[Stored records]
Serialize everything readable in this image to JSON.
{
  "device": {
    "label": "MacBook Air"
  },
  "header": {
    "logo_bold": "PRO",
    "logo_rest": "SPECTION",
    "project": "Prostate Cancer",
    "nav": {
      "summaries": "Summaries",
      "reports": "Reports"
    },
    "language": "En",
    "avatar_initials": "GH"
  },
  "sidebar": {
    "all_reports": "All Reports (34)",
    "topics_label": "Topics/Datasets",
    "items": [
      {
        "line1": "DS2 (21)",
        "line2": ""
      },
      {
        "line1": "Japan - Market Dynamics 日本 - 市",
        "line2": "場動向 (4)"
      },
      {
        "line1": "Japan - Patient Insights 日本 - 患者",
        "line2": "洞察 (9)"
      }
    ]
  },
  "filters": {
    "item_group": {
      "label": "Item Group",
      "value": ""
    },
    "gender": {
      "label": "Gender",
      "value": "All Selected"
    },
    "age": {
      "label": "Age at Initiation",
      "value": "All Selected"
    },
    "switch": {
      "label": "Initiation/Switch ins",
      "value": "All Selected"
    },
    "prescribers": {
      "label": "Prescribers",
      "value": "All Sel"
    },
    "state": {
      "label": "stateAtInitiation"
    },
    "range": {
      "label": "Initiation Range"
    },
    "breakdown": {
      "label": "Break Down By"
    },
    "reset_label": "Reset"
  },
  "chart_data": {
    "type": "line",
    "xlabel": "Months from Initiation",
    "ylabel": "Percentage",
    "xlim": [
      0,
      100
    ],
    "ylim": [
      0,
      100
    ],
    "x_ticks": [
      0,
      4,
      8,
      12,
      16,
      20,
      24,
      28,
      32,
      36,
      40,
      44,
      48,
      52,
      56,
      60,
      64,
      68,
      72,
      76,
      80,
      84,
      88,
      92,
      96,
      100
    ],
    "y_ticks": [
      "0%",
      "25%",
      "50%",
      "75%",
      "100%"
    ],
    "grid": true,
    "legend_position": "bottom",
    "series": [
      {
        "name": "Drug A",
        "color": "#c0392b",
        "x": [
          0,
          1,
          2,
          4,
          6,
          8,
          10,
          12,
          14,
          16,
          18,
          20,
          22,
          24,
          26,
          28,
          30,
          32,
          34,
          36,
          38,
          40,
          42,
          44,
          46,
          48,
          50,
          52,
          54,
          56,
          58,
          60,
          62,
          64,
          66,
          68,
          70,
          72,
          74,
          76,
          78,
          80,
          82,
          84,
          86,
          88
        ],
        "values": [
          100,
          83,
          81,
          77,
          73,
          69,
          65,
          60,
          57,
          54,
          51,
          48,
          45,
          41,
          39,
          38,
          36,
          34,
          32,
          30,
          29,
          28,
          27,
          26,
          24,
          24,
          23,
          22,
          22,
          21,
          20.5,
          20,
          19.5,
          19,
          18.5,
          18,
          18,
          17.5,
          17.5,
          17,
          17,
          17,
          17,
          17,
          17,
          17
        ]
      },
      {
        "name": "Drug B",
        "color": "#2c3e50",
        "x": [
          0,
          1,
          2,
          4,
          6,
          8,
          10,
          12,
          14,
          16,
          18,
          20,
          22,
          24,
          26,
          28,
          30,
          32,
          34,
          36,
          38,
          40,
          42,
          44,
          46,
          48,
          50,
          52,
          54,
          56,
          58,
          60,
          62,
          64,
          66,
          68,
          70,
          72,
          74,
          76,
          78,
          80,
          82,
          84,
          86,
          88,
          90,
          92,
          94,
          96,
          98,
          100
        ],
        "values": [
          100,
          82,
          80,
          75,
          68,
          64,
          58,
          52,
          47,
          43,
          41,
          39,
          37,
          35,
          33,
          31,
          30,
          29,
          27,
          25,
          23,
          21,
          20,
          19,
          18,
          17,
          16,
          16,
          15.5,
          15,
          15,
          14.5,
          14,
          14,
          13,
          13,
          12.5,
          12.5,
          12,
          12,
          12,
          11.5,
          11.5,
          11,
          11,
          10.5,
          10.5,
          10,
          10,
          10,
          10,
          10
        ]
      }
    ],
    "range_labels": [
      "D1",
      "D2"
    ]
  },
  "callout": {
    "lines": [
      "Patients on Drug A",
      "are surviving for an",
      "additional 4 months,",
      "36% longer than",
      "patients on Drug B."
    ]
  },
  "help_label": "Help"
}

:: Task brief ::
From the records above, extract every line exactly as it stands.

:: Output ::
Serialize everything readable in this image to JSON.
{
  "device": {
    "label": "MacBook Air"
  },
  "header": {
    "logo_bold": "PRO",
    "logo_rest": "SPECTION",
    "project": "Prostate Cancer",
    "nav": {
      "summaries": "Summaries",
      "reports": "Reports"
    },
    "language": "En",
    "avatar_initials": "GH"
  },
  "sidebar": {
    "all_reports": "All Reports (34)",
    "topics_label": "Topics/Datasets",
    "items": [
      {
        "line1": "DS2 (21)",
        "line2": ""
      },
      {
        "line1": "Japan - Market Dynamics 日本 - 市",
        "line2": "場動向 (4)"
      },
      {
        "line1": "Japan - Patient Insights 日本 - 患者",
        "line2": "洞察 (9)"
      }
    ]
  },
  "filters": {
    "item_group": {
      "label": "Item Group",
      "value": ""
    },
    "gender": {
      "label": "Gender",
      "value": "All Selected"
    },
    "age": {
      "label": "Age at Initiation",
      "value": "All Selected"
    },
    "switch": {
      "label": "Initiation/Switch ins",
      "value": "All Selected"
    },
    "prescribers": {
      "label": "Prescribers",
      "value": "All Sel"
    },
    "state": {
      "label": "stateAtInitiation"
    },
    "range": {
      "label": "Initiation Range"
    },
    "breakdown": {
      "label": "Break Down By"
    },
    "reset_label": "Reset"
  },
  "chart_data": {
    "type": "line",
    "xlabel": "Months from Initiation",
    "ylabel": "Percentage",
    "xlim": [
      0,
      100
    ],
    "ylim": [
      0,
      100
    ],
    "x_ticks": [
      0,
      4,
      8,
      12,
      16,
      20,
      24,
      28,
      32,
      36,
      40,
      44,
      48,
      52,
      56,
      60,
      64,
      68,
      72,
      76,
      80,
      84,
      88,
      92,
      96,
      100
    ],
    "y_ticks": [
      "0%",
      "25%",
      "50%",
      "75%",
      "100%"
    ],
    "grid": true,
    "legend_position": "bottom",
    "series": [
      {
        "name": "Drug A",
        "color": "#c0392b",
        "x": [
          0,
          1,
          2,
          4,
          6,
          8,
          10,
          12,
          14,
          16,
          18,
          20,
          22,
          24,
          26,
          28,
          30,
          32,
          34,
          36,
          38,
          40,
          42,
          44,
          46,
          48,
          50,
          52,
          54,
          56,
          58,
          60,
          62,
          64,
          66,
          68,
          70,
          72,
          74,
          76,
          78,
          80,
          82,
          84,
          86,
          88
        ],
        "values": [
          100,
          83,
          81,
          77,
          73,
          69,
          65,
          60,
          57,
          54,
          51,
          48,
          45,
          41,
          39,
          38,
          36,
          34,
          32,
          30,
          29,
          28,
          27,
          26,
          24,
          24,
          23,
          22,
          22,
          21,
          20.5,
          20,
          19.5,
          19,
          18.5,
          18,
          18,
          17.5,
          17.5,
          17,
          17,
          17,
          17,
          17,
          17,
          17
        ]
      },
      {
        "name": "Drug B",
        "color": "#2c3e50",
        "x": [
          0,
          1,
          2,
          4,
          6,
          8,
          10,
          12,
          14,
          16,
          18,
          20,
          22,
          24,
          26,
          28,
          30,
          32,
          34,
          36,
          38,
          40,
          42,
          44,
          46,
          48,
          50,
          52,
          54,
          56,
          58,
          60,
          62,
          64,
          66,
          68,
          70,
          72,
          74,
          76,
          78,
          80,
          82,
          84,
          86,
          88,
          90,
          92,
          94,
          96,
          98,
          100
        ],
        "values": [
          100,
          82,
          80,
          75,
          68,
          64,
          58,
          52,
          47,
          43,
          41,
          39,
          37,
          35,
          33,
          31,
          30,
          29,
          27,
          25,
          23,
          21,
          20,
          19,
          18,
          17,
          16,
          16,
          15.5,
          15,
          15,
          14.5,
          14,
          14,
          13,
          13,
          12.5,
          12.5,
          12,
          12,
          12,
          11.5,
          11.5,
          11,
          11,
          10.5,
          10.5,
          10,
          10,
          10,
          10,
          10
        ]
      }
    ],
    "range_labels": [
      "D1",
      "D2"
    ]
  },
  "callout": {
    "lines": [
      "Patients on Drug A",
      "are surviving for an",
      "additional 4 months,",
      "36% longer than",
      "patients on Drug B."
    ]
  },
  "help_label": "Help"
}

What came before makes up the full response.